> _Problem statement_: Skip the pictures and quote all of the lines exactly.

────────────────────

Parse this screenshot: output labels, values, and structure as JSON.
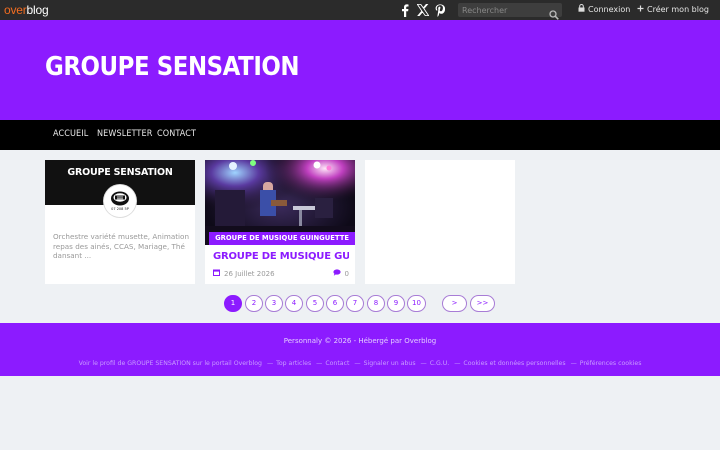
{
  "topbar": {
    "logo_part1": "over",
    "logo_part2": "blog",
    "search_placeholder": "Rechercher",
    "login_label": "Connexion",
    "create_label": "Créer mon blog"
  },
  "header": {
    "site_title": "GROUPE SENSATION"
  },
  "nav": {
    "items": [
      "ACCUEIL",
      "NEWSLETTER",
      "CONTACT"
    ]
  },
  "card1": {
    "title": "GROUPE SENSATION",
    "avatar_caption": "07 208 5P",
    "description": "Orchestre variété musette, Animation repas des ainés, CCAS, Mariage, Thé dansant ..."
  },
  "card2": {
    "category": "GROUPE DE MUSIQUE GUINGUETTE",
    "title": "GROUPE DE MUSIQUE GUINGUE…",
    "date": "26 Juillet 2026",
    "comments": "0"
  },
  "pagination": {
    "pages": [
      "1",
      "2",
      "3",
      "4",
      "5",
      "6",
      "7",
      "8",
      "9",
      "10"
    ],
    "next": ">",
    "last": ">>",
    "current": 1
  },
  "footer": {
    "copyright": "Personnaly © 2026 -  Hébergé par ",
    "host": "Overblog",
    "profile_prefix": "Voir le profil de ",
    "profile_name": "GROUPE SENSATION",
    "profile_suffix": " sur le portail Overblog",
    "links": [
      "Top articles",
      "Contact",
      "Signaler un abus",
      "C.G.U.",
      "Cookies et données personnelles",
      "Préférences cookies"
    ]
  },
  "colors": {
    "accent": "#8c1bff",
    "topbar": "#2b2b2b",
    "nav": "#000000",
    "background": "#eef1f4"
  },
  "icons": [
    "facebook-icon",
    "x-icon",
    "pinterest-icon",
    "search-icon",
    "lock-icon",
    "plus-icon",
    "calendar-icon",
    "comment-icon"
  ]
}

────────────────────

> _Task answer_:
Parse this screenshot: output labels, values, and structure as JSON.
{
  "topbar": {
    "logo_part1": "over",
    "logo_part2": "blog",
    "search_placeholder": "Rechercher",
    "login_label": "Connexion",
    "create_label": "Créer mon blog"
  },
  "header": {
    "site_title": "GROUPE SENSATION"
  },
  "nav": {
    "items": [
      "ACCUEIL",
      "NEWSLETTER",
      "CONTACT"
    ]
  },
  "card1": {
    "title": "GROUPE SENSATION",
    "avatar_caption": "07 208 5P",
    "description": "Orchestre variété musette, Animation repas des ainés, CCAS, Mariage, Thé dansant ..."
  },
  "card2": {
    "category": "GROUPE DE MUSIQUE GUINGUETTE",
    "title": "GROUPE DE MUSIQUE GUINGUE…",
    "date": "26 Juillet 2026",
    "comments": "0"
  },
  "pagination": {
    "pages": [
      "1",
      "2",
      "3",
      "4",
      "5",
      "6",
      "7",
      "8",
      "9",
      "10"
    ],
    "next": ">",
    "last": ">>",
    "current": 1
  },
  "footer": {
    "copyright": "Personnaly © 2026 -  Hébergé par ",
    "host": "Overblog",
    "profile_prefix": "Voir le profil de ",
    "profile_name": "GROUPE SENSATION",
    "profile_suffix": " sur le portail Overblog",
    "links": [
      "Top articles",
      "Contact",
      "Signaler un abus",
      "C.G.U.",
      "Cookies et données personnelles",
      "Préférences cookies"
    ]
  },
  "colors": {
    "accent": "#8c1bff",
    "topbar": "#2b2b2b",
    "nav": "#000000",
    "background": "#eef1f4"
  },
  "icons": [
    "facebook-icon",
    "x-icon",
    "pinterest-icon",
    "search-icon",
    "lock-icon",
    "plus-icon",
    "calendar-icon",
    "comment-icon"
  ]
}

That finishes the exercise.